- **Exercise prompt**: Return each line that holds the word "time".

========================================

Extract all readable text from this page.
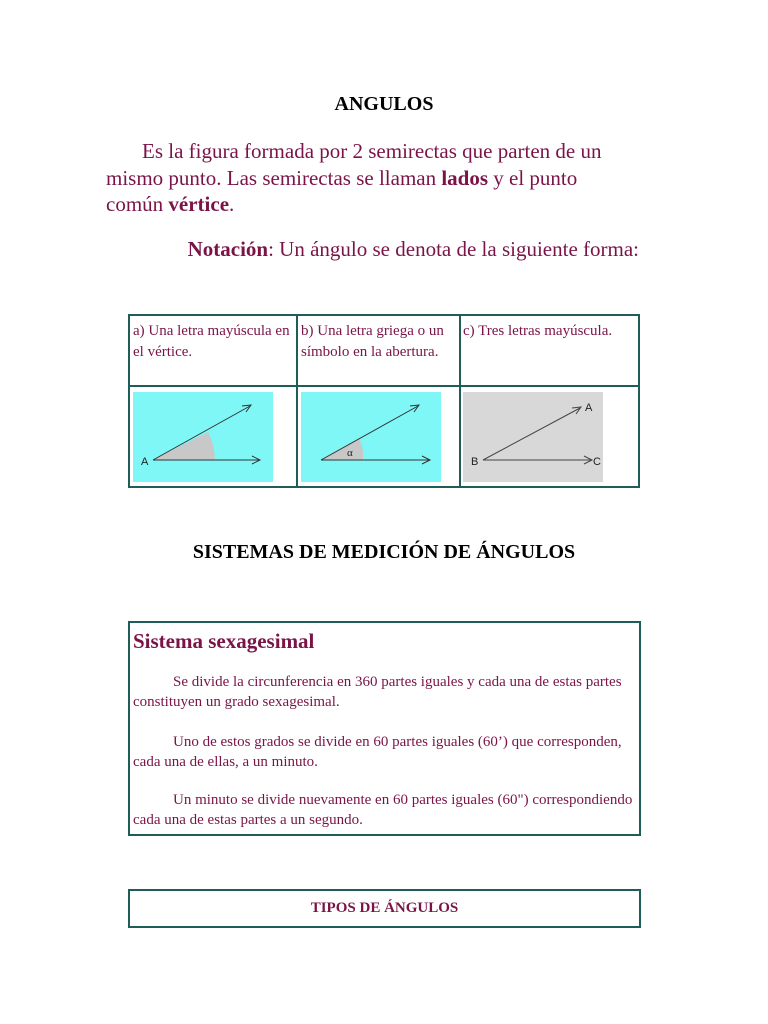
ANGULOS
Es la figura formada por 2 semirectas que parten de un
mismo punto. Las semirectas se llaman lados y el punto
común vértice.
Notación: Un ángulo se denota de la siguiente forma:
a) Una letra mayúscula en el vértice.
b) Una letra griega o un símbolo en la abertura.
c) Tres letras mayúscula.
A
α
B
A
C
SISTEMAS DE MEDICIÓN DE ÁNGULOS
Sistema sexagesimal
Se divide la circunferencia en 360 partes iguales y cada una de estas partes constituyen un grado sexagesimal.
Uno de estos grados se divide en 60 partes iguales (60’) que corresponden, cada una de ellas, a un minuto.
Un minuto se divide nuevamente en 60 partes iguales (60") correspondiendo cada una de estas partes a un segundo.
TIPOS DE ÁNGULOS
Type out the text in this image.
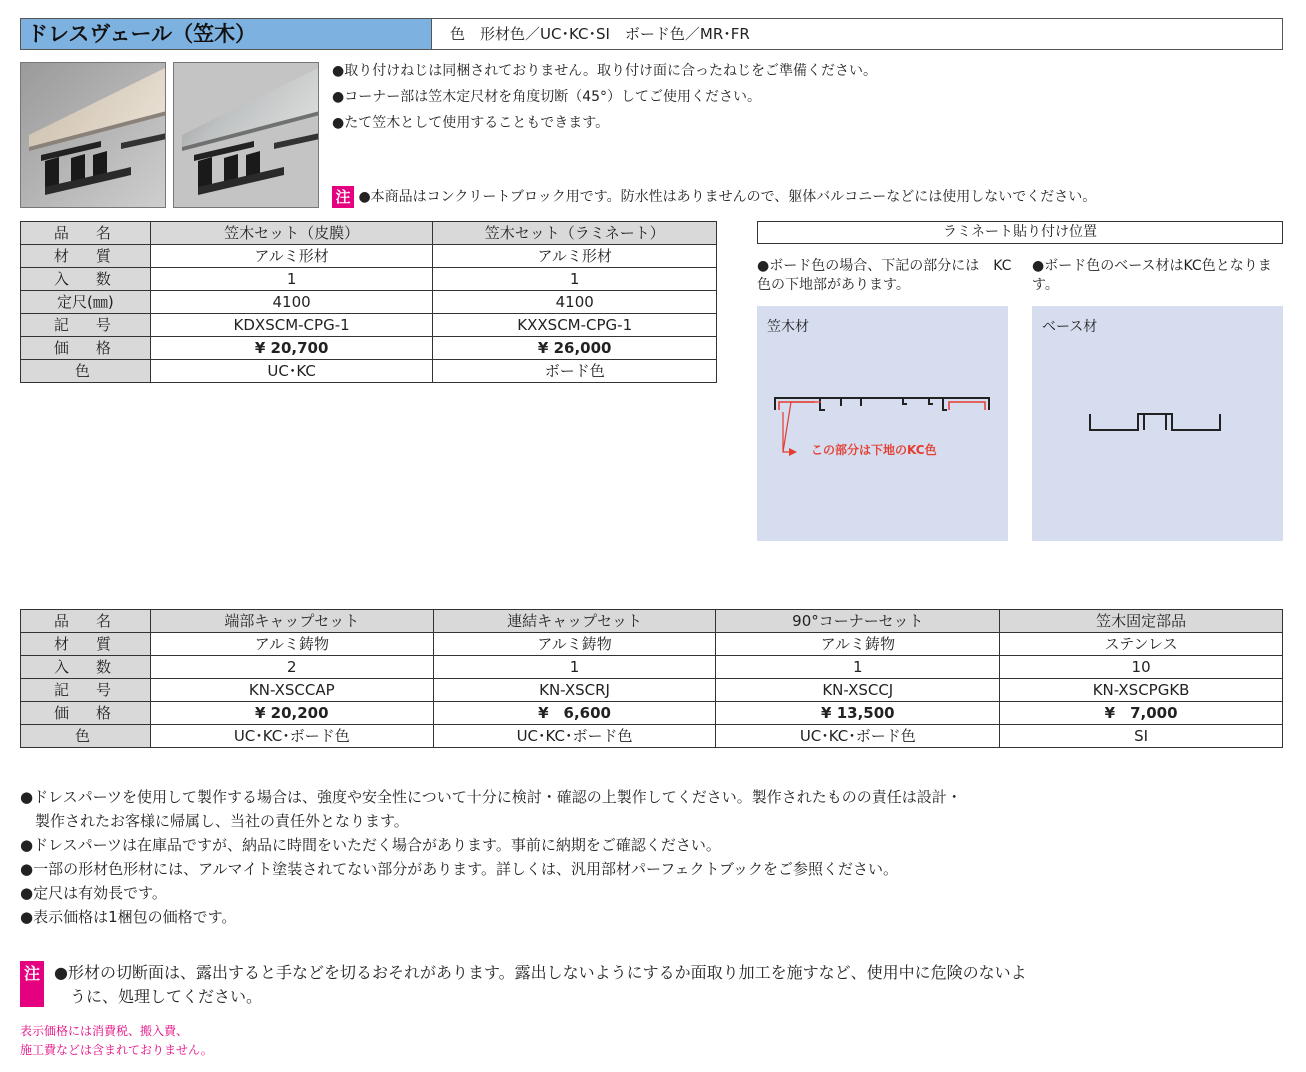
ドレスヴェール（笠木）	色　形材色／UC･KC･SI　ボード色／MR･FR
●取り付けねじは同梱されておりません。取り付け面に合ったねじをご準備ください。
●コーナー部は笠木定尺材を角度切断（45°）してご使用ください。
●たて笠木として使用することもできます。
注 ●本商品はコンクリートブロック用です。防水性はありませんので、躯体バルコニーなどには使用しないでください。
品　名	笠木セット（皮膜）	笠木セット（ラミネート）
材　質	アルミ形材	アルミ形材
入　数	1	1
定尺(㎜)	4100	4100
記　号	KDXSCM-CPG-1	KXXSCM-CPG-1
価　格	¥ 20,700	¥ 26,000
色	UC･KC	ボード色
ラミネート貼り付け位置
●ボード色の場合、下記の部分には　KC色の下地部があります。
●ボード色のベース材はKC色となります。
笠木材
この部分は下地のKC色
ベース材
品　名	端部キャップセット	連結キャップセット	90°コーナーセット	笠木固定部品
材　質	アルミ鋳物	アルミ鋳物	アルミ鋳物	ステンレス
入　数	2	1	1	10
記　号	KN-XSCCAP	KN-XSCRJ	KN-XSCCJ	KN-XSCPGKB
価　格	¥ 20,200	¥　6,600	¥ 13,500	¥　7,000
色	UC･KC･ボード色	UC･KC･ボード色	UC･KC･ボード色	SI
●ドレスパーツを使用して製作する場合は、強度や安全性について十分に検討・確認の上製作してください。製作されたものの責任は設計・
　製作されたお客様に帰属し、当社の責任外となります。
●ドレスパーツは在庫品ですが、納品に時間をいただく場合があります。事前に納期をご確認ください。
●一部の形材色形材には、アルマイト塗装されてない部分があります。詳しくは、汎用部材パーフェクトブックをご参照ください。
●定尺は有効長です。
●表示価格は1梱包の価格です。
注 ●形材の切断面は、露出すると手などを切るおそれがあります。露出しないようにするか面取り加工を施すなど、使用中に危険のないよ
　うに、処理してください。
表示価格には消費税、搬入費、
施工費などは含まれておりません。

========================================

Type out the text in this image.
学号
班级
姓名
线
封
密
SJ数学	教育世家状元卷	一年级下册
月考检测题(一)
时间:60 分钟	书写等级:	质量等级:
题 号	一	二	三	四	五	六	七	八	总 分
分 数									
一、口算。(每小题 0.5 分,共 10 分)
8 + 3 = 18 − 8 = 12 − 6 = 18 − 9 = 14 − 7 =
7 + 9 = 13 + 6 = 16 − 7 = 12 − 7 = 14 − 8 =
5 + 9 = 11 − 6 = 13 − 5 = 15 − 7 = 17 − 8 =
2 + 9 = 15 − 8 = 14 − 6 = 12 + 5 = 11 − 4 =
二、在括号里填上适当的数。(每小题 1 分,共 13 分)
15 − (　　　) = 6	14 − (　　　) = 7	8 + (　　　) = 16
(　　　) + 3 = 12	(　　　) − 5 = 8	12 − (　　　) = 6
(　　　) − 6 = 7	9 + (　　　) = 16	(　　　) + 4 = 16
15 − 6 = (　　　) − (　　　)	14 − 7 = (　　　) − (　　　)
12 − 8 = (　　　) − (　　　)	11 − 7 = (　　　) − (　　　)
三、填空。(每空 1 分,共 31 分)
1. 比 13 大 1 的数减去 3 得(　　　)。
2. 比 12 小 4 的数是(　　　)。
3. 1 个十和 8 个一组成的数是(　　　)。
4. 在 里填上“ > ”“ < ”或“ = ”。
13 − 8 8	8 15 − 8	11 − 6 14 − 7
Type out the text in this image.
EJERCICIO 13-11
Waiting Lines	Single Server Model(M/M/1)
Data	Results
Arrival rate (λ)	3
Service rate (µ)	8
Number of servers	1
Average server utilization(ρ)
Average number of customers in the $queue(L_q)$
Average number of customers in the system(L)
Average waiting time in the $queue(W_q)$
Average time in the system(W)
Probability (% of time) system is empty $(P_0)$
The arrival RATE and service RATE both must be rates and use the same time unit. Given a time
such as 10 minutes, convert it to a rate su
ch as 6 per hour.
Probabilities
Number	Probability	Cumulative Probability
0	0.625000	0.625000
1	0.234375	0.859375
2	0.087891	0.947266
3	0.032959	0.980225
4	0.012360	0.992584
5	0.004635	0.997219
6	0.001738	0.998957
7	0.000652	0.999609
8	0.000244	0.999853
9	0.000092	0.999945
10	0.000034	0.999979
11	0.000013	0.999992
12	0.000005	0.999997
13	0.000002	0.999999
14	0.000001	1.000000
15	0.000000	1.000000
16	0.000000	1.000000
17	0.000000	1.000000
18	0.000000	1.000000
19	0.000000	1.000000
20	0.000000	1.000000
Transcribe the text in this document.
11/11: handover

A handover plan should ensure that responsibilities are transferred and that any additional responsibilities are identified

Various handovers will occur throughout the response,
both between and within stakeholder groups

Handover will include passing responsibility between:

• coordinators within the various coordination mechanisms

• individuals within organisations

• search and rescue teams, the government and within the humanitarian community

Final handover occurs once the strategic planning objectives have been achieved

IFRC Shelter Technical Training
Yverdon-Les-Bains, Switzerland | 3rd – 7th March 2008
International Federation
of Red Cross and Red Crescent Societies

========================================

- **Answer in full**:
Average waiting time in the $queue(W_q)$
Average time in the system(W)
Probability (% of time) system is empty $(P_0)$
The arrival RATE and service RATE both must be rates and use the same time unit. Given a time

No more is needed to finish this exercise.